--- Begin Record extracts ---

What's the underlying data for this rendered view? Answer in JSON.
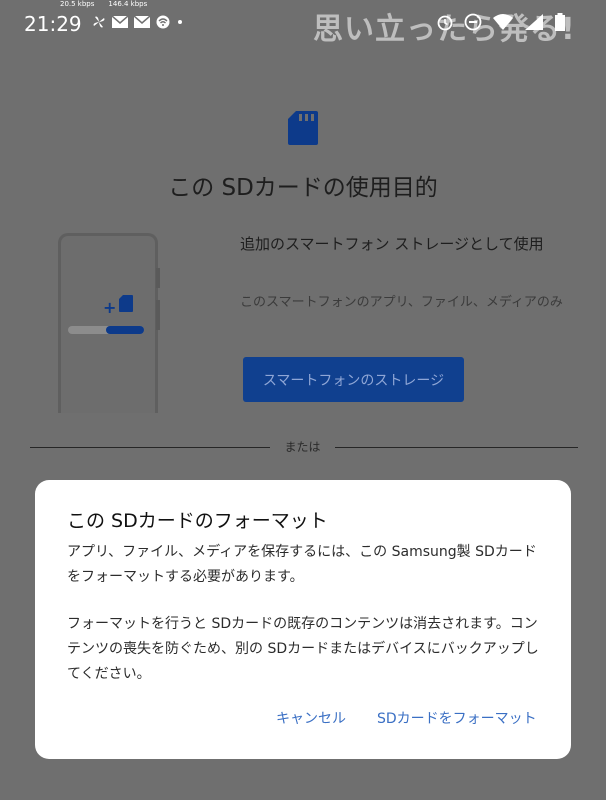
{
  "status_bar": {
    "time": "21:29",
    "net_up": "20.5 kbps",
    "net_down": "146.4 kbps"
  },
  "watermark": "思い立ったら発る!",
  "page": {
    "title": "この SDカードの使用目的",
    "option_title": "追加のスマートフォン ストレージとして使用",
    "option_subtitle": "このスマートフォンのアプリ、ファイル、メディアのみ",
    "option_button": "スマートフォンのストレージ",
    "divider_text": "または"
  },
  "dialog": {
    "title": "この SDカードのフォーマット",
    "paragraph1": "アプリ、ファイル、メディアを保存するには、この Samsung製 SDカードをフォーマットする必要があります。",
    "paragraph2": "フォーマットを行うと SDカードの既存のコンテンツは消去されます。コンテンツの喪失を防ぐため、別の SDカードまたはデバイスにバックアップしてください。",
    "cancel_label": "キャンセル",
    "format_label": "SDカードをフォーマット"
  },
  "colors": {
    "accent": "#3a6fc4",
    "scrim_bg": "#6f6f6f",
    "option_button_bg": "#10408f"
  }
}
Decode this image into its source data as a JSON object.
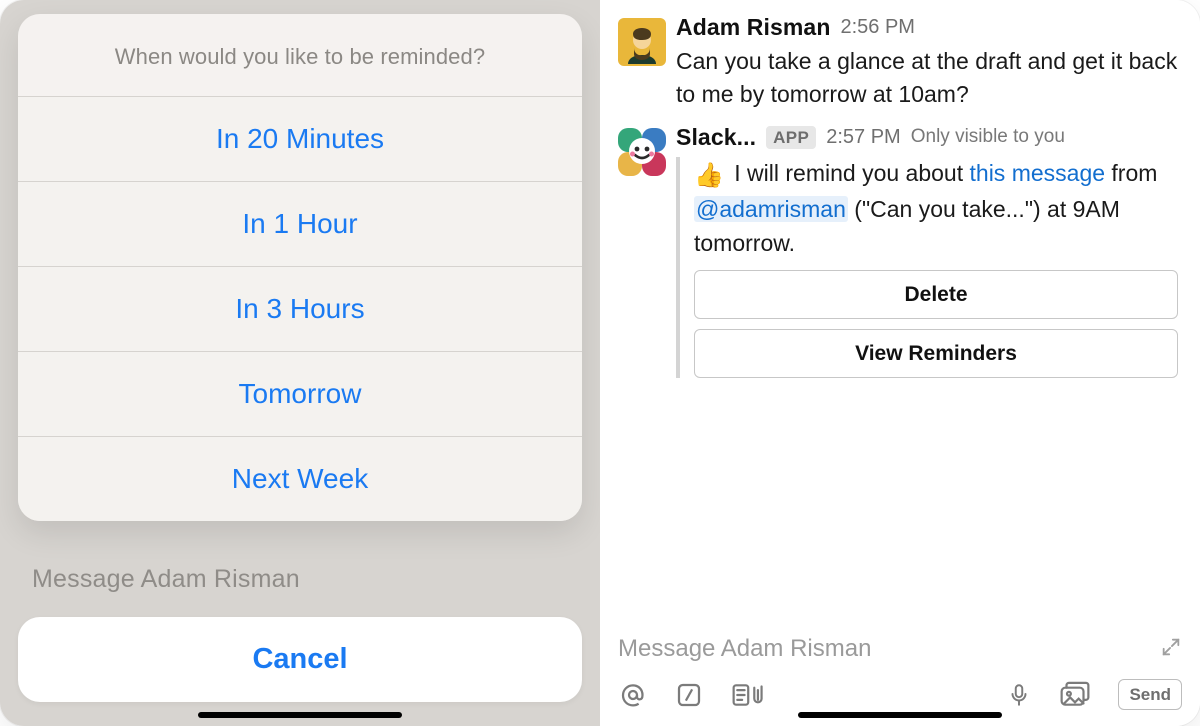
{
  "left": {
    "dimmed_message_placeholder": "Message Adam Risman",
    "sheet": {
      "title": "When would you like to be reminded?",
      "options": [
        "In 20 Minutes",
        "In 1 Hour",
        "In 3 Hours",
        "Tomorrow",
        "Next Week"
      ],
      "cancel_label": "Cancel"
    }
  },
  "right": {
    "messages": {
      "user": {
        "name": "Adam Risman",
        "time": "2:56 PM",
        "text": "Can you take a glance at the draft and get it back to me by tomorrow at 10am?"
      },
      "bot": {
        "name": "Slack...",
        "badge": "APP",
        "time": "2:57 PM",
        "visibility_note": "Only visible to you",
        "emoji": "👍",
        "text_prefix": " I will remind you about ",
        "link_text": "this message",
        "text_mid": " from ",
        "mention": "@adamrisman",
        "text_suffix": " (\"Can you take...\") at 9AM tomorrow.",
        "delete_label": "Delete",
        "view_label": "View Reminders"
      }
    },
    "composer": {
      "placeholder": "Message Adam Risman",
      "send_label": "Send"
    }
  }
}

--- End Record extracts ---

**Exercise details**
Count all lines of the data that include "take". The answer is the number alone.

**Finished answer**
2